For each line below that includes the word "earthquake", make a copy.
--- begin Entries supplied ---
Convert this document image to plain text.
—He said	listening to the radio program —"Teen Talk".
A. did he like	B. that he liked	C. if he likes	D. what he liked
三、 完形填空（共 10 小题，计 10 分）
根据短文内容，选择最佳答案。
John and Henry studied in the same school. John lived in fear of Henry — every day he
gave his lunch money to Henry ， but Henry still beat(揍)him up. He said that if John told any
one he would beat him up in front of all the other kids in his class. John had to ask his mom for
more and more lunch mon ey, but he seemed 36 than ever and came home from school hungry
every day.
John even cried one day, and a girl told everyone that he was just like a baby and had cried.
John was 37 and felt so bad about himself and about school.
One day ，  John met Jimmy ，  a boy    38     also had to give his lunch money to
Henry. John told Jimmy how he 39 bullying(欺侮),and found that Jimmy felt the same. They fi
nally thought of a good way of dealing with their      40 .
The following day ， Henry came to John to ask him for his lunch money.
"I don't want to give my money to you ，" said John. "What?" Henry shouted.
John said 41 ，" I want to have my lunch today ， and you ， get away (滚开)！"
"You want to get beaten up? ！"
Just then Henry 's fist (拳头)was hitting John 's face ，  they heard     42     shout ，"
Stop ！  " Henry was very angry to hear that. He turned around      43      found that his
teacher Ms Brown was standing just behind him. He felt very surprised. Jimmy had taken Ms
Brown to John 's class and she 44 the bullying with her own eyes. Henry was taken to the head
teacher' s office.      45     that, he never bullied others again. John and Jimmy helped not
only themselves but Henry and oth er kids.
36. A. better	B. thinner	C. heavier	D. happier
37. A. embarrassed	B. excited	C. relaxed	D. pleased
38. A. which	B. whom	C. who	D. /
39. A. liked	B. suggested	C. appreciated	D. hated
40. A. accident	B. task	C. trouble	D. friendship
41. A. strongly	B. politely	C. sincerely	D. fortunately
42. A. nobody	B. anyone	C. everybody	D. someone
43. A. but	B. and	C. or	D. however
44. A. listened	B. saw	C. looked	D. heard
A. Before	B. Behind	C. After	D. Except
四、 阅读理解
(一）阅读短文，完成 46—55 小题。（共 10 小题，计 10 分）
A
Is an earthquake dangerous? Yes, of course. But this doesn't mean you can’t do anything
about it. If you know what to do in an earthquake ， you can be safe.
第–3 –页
--- end Entries supplied ---
**Output for this task:**
Is an earthquake dangerous? Yes, of course. But this doesn't mean you can’t do anything
about it. If you know what to do in an earthquake ， you can be safe.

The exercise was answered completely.